(Element box annotations)
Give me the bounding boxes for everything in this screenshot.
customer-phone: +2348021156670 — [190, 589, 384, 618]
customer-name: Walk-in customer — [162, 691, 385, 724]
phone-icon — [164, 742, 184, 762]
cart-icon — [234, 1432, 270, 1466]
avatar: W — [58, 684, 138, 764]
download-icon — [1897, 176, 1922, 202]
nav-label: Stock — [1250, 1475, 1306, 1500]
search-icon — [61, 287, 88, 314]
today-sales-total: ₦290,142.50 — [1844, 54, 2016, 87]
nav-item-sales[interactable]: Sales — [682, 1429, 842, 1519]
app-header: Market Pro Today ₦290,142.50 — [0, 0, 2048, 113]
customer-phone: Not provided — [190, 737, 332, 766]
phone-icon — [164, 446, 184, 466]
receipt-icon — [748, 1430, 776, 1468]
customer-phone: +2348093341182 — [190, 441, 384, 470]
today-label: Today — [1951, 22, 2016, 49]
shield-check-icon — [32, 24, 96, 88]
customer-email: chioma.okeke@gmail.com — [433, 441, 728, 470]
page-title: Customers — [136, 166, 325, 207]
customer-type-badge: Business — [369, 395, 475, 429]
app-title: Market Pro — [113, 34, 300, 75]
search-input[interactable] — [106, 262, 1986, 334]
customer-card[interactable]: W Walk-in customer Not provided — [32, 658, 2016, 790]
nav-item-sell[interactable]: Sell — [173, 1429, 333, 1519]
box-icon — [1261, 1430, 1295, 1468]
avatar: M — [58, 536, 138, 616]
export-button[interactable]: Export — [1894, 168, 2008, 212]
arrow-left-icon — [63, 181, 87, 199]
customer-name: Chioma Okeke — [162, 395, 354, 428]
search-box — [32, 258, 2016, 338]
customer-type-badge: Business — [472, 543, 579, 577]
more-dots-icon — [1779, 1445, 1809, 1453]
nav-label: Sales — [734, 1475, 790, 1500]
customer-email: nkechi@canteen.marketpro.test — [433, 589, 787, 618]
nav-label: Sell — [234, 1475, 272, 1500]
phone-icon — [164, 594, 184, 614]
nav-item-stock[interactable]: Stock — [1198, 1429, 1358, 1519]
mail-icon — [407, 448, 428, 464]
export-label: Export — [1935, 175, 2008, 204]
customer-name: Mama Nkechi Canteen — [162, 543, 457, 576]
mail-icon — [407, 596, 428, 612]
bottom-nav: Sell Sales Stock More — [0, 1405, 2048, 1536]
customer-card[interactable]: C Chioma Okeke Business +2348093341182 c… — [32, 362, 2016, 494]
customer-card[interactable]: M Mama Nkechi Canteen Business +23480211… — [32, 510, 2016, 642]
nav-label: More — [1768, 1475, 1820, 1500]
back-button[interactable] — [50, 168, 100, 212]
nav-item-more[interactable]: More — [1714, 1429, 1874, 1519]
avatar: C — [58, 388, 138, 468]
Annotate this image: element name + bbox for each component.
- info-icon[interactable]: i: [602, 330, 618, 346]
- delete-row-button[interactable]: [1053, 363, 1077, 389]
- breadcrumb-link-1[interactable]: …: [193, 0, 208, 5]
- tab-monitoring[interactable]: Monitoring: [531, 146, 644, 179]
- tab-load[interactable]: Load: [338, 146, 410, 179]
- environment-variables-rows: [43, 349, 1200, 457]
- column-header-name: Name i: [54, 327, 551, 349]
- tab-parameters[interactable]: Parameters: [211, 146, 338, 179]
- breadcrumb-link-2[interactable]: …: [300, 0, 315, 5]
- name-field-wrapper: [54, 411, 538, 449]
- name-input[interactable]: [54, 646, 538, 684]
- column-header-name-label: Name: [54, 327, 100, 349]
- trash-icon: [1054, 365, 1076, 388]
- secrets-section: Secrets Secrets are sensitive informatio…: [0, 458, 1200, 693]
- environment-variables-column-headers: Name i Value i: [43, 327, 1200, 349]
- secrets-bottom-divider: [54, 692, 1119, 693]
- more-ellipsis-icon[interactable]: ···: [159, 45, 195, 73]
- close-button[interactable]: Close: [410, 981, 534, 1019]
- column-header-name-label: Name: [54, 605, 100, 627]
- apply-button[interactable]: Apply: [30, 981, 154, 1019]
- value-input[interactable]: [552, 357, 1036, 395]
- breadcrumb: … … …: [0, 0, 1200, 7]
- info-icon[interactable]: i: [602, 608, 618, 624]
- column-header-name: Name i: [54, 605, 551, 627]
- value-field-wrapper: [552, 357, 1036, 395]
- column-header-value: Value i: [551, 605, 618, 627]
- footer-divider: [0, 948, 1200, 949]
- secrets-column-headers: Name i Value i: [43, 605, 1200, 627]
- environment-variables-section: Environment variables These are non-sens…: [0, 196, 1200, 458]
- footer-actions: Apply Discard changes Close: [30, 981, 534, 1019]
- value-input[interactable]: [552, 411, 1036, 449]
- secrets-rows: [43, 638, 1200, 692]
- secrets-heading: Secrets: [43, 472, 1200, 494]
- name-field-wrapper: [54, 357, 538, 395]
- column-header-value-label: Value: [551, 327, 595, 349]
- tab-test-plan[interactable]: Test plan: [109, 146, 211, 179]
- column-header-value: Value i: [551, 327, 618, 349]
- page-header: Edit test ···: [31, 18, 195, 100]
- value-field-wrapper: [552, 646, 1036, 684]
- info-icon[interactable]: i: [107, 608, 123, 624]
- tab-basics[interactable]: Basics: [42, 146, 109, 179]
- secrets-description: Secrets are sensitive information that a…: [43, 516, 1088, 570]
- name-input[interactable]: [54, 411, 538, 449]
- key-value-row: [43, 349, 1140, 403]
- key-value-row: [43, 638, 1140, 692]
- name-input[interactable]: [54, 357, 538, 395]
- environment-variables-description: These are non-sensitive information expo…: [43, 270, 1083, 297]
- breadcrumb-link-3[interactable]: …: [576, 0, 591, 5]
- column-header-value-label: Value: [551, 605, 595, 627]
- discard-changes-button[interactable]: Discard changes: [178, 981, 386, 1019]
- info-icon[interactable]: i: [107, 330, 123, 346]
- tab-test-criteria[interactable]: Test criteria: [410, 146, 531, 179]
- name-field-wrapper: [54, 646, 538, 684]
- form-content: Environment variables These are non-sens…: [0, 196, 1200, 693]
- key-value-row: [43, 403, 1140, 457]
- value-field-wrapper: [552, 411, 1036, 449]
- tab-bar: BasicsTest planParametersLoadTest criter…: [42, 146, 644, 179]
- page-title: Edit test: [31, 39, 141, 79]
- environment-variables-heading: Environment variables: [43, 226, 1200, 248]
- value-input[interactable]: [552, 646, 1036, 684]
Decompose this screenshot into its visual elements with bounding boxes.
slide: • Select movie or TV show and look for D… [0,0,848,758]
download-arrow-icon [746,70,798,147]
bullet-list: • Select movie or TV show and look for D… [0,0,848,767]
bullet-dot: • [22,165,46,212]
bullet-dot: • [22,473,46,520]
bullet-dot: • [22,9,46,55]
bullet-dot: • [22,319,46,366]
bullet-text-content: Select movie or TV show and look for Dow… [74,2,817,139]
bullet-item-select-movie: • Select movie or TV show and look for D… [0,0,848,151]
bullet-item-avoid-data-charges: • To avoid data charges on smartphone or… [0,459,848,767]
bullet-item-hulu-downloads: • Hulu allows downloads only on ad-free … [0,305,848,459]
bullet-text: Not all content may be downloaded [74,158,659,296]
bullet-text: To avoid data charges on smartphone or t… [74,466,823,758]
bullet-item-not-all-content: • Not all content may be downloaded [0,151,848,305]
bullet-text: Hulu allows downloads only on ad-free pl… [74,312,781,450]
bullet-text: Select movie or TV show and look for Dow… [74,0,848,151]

**Given instruction**
Give every line of the records above as a Markdown table with two columns, "Line No." and "Record Text," numbering the rows in order and leaving out blank lines.

**Solved exercise**
| Line No. | Record Text |
|---|---|
| 1 | Give me the bounding boxes for everything in this screenshot. |
| 2 | customer-phone: +2348021156670 — [190, 589, 384, 618] |
| 3 | customer-name: Walk-in customer — [162, 691, 385, 724] |
| 4 | phone-icon — [164, 742, 184, 762] |
| 5 | cart-icon — [234, 1432, 270, 1466] |
| 6 | avatar: W — [58, 684, 138, 764] |
| 7 | download-icon — [1897, 176, 1922, 202] |
| 8 | nav-label: Stock — [1250, 1475, 1306, 1500] |
| 9 | search-icon — [61, 287, 88, 314] |
| 10 | today-sales-total: ₦290,142.50 — [1844, 54, 2016, 87] |
| 11 | nav-item-sales[interactable]: Sales — [682, 1429, 842, 1519] |
| 12 | app-header: Market Pro Today ₦290,142.50 — [0, 0, 2048, 113] |
| 13 | customer-phone: Not provided — [190, 737, 332, 766] |
| 14 | phone-icon — [164, 446, 184, 466] |
| 15 | receipt-icon — [748, 1430, 776, 1468] |
| 16 | customer-phone: +2348093341182 — [190, 441, 384, 470] |
| 17 | today-label: Today — [1951, 22, 2016, 49] |
| 18 | shield-check-icon — [32, 24, 96, 88] |
| 19 | customer-email: chioma.okeke@gmail.com — [433, 441, 728, 470] |
| 20 | page-title: Customers — [136, 166, 325, 207] |
| 21 | customer-type-badge: Business — [369, 395, 475, 429] |
| 22 | app-title: Market Pro — [113, 34, 300, 75] |
| 23 | search-input[interactable] — [106, 262, 1986, 334] |
| 24 | customer-card[interactable]: W Walk-in customer Not provided — [32, 658, 2016, 790] |
| 25 | nav-item-sell[interactable]: Sell — [173, 1429, 333, 1519] |
| 26 | box-icon — [1261, 1430, 1295, 1468] |
| 27 | avatar: M — [58, 536, 138, 616] |
| 28 | export-button[interactable]: Export — [1894, 168, 2008, 212] |
| 29 | arrow-left-icon — [63, 181, 87, 199] |
| 30 | customer-name: Chioma Okeke — [162, 395, 354, 428] |
| 31 | search-box — [32, 258, 2016, 338] |
| 32 | customer-type-badge: Business — [472, 543, 579, 577] |
| 33 | more-dots-icon — [1779, 1445, 1809, 1453] |
| 34 | nav-label: Sales — [734, 1475, 790, 1500] |
| 35 | customer-email: nkechi@canteen.marketpro.test — [433, 589, 787, 618] |
| 36 | nav-label: Sell — [234, 1475, 272, 1500] |
| 37 | phone-icon — [164, 594, 184, 614] |
| 38 | nav-item-stock[interactable]: Stock — [1198, 1429, 1358, 1519] |
| 39 | mail-icon — [407, 448, 428, 464] |
| 40 | export-label: Export — [1935, 175, 2008, 204] |
| 41 | customer-name: Mama Nkechi Canteen — [162, 543, 457, 576] |
| 42 | mail-icon — [407, 596, 428, 612] |
| 43 | bottom-nav: Sell Sales Stock More — [0, 1405, 2048, 1536] |
| 44 | customer-card[interactable]: C Chioma Okeke Business +2348093341182 c… — [32, 362, 2016, 494] |
| 45 | customer-card[interactable]: M Mama Nkechi Canteen Business +23480211… — [32, 510, 2016, 642] |
| 46 | nav-label: More — [1768, 1475, 1820, 1500] |
| 47 | back-button[interactable] — [50, 168, 100, 212] |
| 48 | nav-item-more[interactable]: More — [1714, 1429, 1874, 1519] |
| 49 | avatar: C — [58, 388, 138, 468] |
| 50 | Annotate this image: element name + bbox for each component. |
| 51 | - info-icon[interactable]: i: [602, 330, 618, 346] |
| 52 | - delete-row-button[interactable]: [1053, 363, 1077, 389] |
| 53 | - breadcrumb-link-1[interactable]: …: [193, 0, 208, 5] |
| 54 | - tab-monitoring[interactable]: Monitoring: [531, 146, 644, 179] |
| 55 | - tab-load[interactable]: Load: [338, 146, 410, 179] |
| 56 | - environment-variables-rows: [43, 349, 1200, 457] |
| 57 | - column-header-name: Name i: [54, 327, 551, 349] |
| 58 | - tab-parameters[interactable]: Parameters: [211, 146, 338, 179] |
| 59 | - breadcrumb-link-2[interactable]: …: [300, 0, 315, 5] |
| 60 | - name-field-wrapper: [54, 411, 538, 449] |
| 61 | - name-input[interactable]: [54, 646, 538, 684] |
| 62 | - column-header-name-label: Name: [54, 327, 100, 349] |
| 63 | - trash-icon: [1054, 365, 1076, 388] |
| 64 | - secrets-section: Secrets Secrets are sensitive informatio…: [0, 458, 1200, 693] |
| 65 | - environment-variables-column-headers: Name i Value i: [43, 327, 1200, 349] |
| 66 | - secrets-bottom-divider: [54, 692, 1119, 693] |
| 67 | - more-ellipsis-icon[interactable]: ···: [159, 45, 195, 73] |
| 68 | - close-button[interactable]: Close: [410, 981, 534, 1019] |
| 69 | - column-header-name-label: Name: [54, 605, 100, 627] |
| 70 | - apply-button[interactable]: Apply: [30, 981, 154, 1019] |
| 71 | - value-input[interactable]: [552, 357, 1036, 395] |
| 72 | - breadcrumb: … … …: [0, 0, 1200, 7] |
| 73 | - info-icon[interactable]: i: [602, 608, 618, 624] |
| 74 | - column-header-name: Name i: [54, 605, 551, 627] |
| 75 | - value-field-wrapper: [552, 357, 1036, 395] |
| 76 | - column-header-value: Value i: [551, 605, 618, 627] |
| 77 | - footer-divider: [0, 948, 1200, 949] |
| 78 | - secrets-column-headers: Name i Value i: [43, 605, 1200, 627] |
| 79 | - environment-variables-section: Environment variables These are non-sens…: [0, 196, 1200, 458] |
| 80 | - footer-actions: Apply Discard changes Close: [30, 981, 534, 1019] |
| 81 | - value-input[interactable]: [552, 411, 1036, 449] |
| 82 | - secrets-rows: [43, 638, 1200, 692] |
| 83 | - secrets-heading: Secrets: [43, 472, 1200, 494] |
| 84 | - name-field-wrapper: [54, 357, 538, 395] |
| 85 | - column-header-value-label: Value: [551, 327, 595, 349] |
| 86 | - tab-test-plan[interactable]: Test plan: [109, 146, 211, 179] |
| 87 | - column-header-value: Value i: [551, 327, 618, 349] |
| 88 | - page-header: Edit test ···: [31, 18, 195, 100] |
| 89 | - value-field-wrapper: [552, 646, 1036, 684] |
| 90 | - info-icon[interactable]: i: [107, 608, 123, 624] |
| 91 | - tab-basics[interactable]: Basics: [42, 146, 109, 179] |
| 92 | - secrets-description: Secrets are sensitive information that a…: [43, 516, 1088, 570] |
| 93 | - name-input[interactable]: [54, 411, 538, 449] |
| 94 | - key-value-row: [43, 349, 1140, 403] |
| 95 | - key-value-row: [43, 638, 1140, 692] |
| 96 | - name-input[interactable]: [54, 357, 538, 395] |
| 97 | - environment-variables-description: These are non-sensitive information expo…: [43, 270, 1083, 297] |
| 98 | - breadcrumb-link-3[interactable]: …: [576, 0, 591, 5] |
| 99 | - column-header-value-label: Value: [551, 605, 595, 627] |
| 100 | - discard-changes-button[interactable]: Discard changes: [178, 981, 386, 1019] |
| 101 | - info-icon[interactable]: i: [107, 330, 123, 346] |
| 102 | - tab-test-criteria[interactable]: Test criteria: [410, 146, 531, 179] |
| 103 | - name-field-wrapper: [54, 646, 538, 684] |
| 104 | - form-content: Environment variables These are non-sens…: [0, 196, 1200, 693] |
| 105 | - key-value-row: [43, 403, 1140, 457] |
| 106 | - value-field-wrapper: [552, 411, 1036, 449] |
| 107 | - tab-bar: BasicsTest planParametersLoadTest criter…: [42, 146, 644, 179] |
| 108 | - page-title: Edit test: [31, 39, 141, 79] |
| 109 | - environment-variables-heading: Environment variables: [43, 226, 1200, 248] |
| 110 | - value-input[interactable]: [552, 646, 1036, 684] |
| 111 | Decompose this screenshot into its visual elements with bounding boxes. |
| 112 | slide: • Select movie or TV show and look for D… [0,0,848,758] |
| 113 | download-arrow-icon [746,70,798,147] |
| 114 | bullet-list: • Select movie or TV show and look for D… [0,0,848,767] |
| 115 | bullet-dot: • [22,165,46,212] |
| 116 | bullet-dot: • [22,473,46,520] |
| 117 | bullet-dot: • [22,9,46,55] |
| 118 | bullet-dot: • [22,319,46,366] |
| 119 | bullet-text-content: Select movie or TV show and look for Dow… [74,2,817,139] |
| 120 | bullet-item-select-movie: • Select movie or TV show and look for D… [0,0,848,151] |
| 121 | bullet-item-avoid-data-charges: • To avoid data charges on smartphone or… [0,459,848,767] |
| 122 | bullet-item-hulu-downloads: • Hulu allows downloads only on ad-free … [0,305,848,459] |
| 123 | bullet-text: Not all content may be downloaded [74,158,659,296] |
| 124 | bullet-text: To avoid data charges on smartphone or t… [74,466,823,758] |
| 125 | bullet-item-not-all-content: • Not all content may be downloaded [0,151,848,305] |
| 126 | bullet-text: Hulu allows downloads only on ad-free pl… [74,312,781,450] |
| 127 | bullet-text: Select movie or TV show and look for Dow… [74,0,848,151] |